* [Task to carry out] From the entries below, report how many lines contain the string "answers". Give only that number.

* [Provided records]
— Begin —

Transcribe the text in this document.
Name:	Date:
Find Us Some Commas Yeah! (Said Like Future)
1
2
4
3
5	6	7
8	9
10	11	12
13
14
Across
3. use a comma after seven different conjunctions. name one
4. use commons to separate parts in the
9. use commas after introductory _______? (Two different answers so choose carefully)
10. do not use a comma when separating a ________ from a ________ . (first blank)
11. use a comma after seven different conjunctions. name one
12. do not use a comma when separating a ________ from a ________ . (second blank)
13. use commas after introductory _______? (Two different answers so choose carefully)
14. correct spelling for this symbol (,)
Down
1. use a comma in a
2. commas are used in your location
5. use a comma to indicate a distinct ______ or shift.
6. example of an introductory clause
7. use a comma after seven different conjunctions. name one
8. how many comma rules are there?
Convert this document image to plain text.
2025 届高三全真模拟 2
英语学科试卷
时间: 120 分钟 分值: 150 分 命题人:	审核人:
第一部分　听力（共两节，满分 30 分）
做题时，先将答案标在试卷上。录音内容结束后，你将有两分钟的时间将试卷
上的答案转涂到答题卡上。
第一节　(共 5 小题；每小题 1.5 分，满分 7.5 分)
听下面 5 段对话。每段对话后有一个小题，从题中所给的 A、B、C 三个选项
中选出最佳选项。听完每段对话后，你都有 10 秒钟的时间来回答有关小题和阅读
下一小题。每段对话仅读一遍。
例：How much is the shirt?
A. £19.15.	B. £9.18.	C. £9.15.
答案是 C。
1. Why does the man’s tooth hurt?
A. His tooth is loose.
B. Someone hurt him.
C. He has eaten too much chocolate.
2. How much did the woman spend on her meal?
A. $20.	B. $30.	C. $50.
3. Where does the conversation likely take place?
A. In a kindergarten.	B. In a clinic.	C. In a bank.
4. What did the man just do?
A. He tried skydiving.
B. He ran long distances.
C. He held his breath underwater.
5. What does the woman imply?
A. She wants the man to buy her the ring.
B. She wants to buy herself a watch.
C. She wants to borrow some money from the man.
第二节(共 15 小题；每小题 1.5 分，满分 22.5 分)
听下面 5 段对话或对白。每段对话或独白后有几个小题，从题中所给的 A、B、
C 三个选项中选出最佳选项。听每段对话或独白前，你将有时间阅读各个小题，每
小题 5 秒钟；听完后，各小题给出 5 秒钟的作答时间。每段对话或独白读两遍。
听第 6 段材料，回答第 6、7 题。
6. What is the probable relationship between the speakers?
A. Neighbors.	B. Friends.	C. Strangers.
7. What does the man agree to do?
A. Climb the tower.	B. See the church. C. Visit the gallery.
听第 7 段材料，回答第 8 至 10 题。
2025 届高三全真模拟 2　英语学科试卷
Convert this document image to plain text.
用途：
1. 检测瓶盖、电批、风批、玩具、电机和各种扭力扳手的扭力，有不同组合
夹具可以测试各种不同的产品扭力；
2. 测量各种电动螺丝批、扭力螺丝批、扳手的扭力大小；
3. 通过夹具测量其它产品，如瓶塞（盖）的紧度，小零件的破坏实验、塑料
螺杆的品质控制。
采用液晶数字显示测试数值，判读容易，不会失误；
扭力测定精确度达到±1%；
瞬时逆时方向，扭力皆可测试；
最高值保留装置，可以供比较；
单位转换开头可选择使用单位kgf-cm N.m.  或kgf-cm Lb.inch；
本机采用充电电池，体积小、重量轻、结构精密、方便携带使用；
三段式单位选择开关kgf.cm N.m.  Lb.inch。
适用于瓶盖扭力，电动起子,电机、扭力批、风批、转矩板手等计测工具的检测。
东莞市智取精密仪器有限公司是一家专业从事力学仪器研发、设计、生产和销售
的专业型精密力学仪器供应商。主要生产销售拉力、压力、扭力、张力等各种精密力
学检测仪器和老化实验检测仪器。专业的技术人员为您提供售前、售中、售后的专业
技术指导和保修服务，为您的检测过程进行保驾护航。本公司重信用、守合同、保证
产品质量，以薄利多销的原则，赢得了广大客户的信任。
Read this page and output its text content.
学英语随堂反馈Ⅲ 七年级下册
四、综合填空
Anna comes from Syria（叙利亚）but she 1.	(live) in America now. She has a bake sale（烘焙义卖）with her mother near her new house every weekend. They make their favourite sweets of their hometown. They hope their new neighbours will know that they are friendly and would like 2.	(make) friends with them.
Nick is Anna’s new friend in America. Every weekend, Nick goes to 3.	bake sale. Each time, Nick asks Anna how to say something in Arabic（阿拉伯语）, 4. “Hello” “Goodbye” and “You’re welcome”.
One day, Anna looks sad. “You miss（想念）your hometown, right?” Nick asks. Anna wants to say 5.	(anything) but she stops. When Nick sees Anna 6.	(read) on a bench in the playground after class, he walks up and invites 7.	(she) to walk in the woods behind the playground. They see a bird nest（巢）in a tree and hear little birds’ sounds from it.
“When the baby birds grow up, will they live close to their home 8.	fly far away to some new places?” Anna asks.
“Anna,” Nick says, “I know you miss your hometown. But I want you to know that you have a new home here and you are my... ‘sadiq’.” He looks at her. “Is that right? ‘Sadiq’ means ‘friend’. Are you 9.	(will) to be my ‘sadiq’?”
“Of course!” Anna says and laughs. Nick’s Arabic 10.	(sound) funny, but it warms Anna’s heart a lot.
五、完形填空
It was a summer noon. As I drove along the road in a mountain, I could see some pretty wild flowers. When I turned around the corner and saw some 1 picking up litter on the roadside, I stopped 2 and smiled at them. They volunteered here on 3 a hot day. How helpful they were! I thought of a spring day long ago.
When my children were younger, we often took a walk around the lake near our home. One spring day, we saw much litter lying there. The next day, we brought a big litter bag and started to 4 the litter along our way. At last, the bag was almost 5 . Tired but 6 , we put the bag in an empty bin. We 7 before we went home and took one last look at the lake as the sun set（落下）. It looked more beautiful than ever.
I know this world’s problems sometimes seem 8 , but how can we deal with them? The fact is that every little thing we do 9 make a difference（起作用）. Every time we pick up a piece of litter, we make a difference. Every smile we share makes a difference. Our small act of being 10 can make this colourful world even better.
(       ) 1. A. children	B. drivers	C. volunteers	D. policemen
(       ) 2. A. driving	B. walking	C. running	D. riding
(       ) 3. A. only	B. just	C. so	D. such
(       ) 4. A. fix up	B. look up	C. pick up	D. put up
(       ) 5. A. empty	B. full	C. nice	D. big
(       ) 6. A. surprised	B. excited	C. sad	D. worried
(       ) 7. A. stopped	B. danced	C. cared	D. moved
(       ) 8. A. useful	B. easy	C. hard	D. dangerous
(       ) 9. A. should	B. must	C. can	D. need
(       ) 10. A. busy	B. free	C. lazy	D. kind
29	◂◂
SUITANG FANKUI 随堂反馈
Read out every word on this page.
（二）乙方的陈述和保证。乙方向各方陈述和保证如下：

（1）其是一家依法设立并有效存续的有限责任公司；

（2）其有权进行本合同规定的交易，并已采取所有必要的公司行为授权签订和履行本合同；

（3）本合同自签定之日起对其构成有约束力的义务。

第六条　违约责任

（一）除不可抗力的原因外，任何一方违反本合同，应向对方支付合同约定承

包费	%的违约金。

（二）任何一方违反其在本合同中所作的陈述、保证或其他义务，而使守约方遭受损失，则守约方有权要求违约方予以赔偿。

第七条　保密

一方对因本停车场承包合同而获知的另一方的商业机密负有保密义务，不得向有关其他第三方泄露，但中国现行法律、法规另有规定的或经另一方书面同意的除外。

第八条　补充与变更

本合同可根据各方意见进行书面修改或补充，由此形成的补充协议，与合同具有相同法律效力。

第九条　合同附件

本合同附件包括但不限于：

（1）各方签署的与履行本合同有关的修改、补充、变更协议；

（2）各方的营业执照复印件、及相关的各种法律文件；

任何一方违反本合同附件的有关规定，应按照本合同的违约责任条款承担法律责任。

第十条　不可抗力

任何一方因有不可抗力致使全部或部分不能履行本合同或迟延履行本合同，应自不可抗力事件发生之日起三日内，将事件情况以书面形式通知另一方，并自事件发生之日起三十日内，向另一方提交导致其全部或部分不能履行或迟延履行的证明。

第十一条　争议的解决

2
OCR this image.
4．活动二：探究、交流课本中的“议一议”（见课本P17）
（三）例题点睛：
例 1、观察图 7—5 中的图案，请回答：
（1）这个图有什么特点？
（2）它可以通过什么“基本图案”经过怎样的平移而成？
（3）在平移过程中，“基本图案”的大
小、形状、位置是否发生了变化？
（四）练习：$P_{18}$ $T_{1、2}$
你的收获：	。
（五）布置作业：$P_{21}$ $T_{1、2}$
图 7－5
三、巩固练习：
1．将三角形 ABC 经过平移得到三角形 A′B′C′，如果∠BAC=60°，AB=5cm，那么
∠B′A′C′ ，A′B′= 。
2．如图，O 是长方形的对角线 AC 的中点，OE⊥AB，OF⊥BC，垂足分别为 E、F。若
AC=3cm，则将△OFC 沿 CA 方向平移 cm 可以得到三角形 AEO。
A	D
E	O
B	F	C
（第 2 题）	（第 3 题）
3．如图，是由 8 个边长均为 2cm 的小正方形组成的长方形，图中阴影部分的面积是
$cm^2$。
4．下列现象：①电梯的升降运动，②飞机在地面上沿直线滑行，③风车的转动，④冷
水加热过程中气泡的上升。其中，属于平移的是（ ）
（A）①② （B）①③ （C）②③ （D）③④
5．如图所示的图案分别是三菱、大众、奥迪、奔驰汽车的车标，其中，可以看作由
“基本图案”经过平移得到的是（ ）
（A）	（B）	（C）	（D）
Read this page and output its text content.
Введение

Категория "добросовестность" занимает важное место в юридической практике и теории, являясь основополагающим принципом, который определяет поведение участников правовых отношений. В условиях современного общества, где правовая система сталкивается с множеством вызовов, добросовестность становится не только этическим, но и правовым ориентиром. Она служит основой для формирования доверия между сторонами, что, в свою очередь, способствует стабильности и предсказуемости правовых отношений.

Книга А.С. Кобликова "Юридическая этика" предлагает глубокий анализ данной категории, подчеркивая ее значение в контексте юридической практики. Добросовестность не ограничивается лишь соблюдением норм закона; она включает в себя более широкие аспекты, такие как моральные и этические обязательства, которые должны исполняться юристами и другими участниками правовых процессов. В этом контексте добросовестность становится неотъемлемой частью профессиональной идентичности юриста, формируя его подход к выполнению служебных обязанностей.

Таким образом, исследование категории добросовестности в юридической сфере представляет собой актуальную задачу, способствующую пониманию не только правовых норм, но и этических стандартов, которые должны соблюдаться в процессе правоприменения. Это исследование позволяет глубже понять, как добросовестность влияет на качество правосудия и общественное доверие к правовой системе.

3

— End —

* [The output] 2